Transcribe every line of the listing below without any deviation.

> _Provided material_:
....

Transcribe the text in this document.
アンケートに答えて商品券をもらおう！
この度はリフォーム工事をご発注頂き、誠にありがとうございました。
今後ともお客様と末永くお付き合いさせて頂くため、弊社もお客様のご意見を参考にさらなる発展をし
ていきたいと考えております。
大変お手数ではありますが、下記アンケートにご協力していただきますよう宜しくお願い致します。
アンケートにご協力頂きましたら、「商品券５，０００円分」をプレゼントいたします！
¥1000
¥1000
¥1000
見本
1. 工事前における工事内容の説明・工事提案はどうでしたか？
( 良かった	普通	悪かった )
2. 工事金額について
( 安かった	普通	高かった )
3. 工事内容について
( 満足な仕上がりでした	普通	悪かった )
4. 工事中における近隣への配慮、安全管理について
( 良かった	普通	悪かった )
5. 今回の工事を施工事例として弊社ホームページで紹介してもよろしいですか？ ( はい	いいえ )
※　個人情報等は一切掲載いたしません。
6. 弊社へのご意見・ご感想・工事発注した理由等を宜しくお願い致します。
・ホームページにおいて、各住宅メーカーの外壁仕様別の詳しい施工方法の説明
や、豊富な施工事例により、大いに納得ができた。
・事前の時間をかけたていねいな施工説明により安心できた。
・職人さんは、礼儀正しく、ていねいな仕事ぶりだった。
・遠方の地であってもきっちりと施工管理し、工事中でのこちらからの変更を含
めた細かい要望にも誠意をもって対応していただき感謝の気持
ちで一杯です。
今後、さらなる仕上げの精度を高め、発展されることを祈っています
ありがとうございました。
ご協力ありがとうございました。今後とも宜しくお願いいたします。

....

> _Output_:
Transcribe the text in this document.
アンケートに答えて商品券をもらおう！
この度はリフォーム工事をご発注頂き、誠にありがとうございました。
今後ともお客様と末永くお付き合いさせて頂くため、弊社もお客様のご意見を参考にさらなる発展をし
ていきたいと考えております。
大変お手数ではありますが、下記アンケートにご協力していただきますよう宜しくお願い致します。
アンケートにご協力頂きましたら、「商品券５，０００円分」をプレゼントいたします！
¥1000
¥1000
¥1000
見本
1. 工事前における工事内容の説明・工事提案はどうでしたか？
( 良かった	普通	悪かった )
2. 工事金額について
( 安かった	普通	高かった )
3. 工事内容について
( 満足な仕上がりでした	普通	悪かった )
4. 工事中における近隣への配慮、安全管理について
( 良かった	普通	悪かった )
5. 今回の工事を施工事例として弊社ホームページで紹介してもよろしいですか？ ( はい	いいえ )
※　個人情報等は一切掲載いたしません。
6. 弊社へのご意見・ご感想・工事発注した理由等を宜しくお願い致します。
・ホームページにおいて、各住宅メーカーの外壁仕様別の詳しい施工方法の説明
や、豊富な施工事例により、大いに納得ができた。
・事前の時間をかけたていねいな施工説明により安心できた。
・職人さんは、礼儀正しく、ていねいな仕事ぶりだった。
・遠方の地であってもきっちりと施工管理し、工事中でのこちらからの変更を含
めた細かい要望にも誠意をもって対応していただき感謝の気持
ちで一杯です。
今後、さらなる仕上げの精度を高め、発展されることを祈っています
ありがとうございました。
ご協力ありがとうございました。今後とも宜しくお願いいたします。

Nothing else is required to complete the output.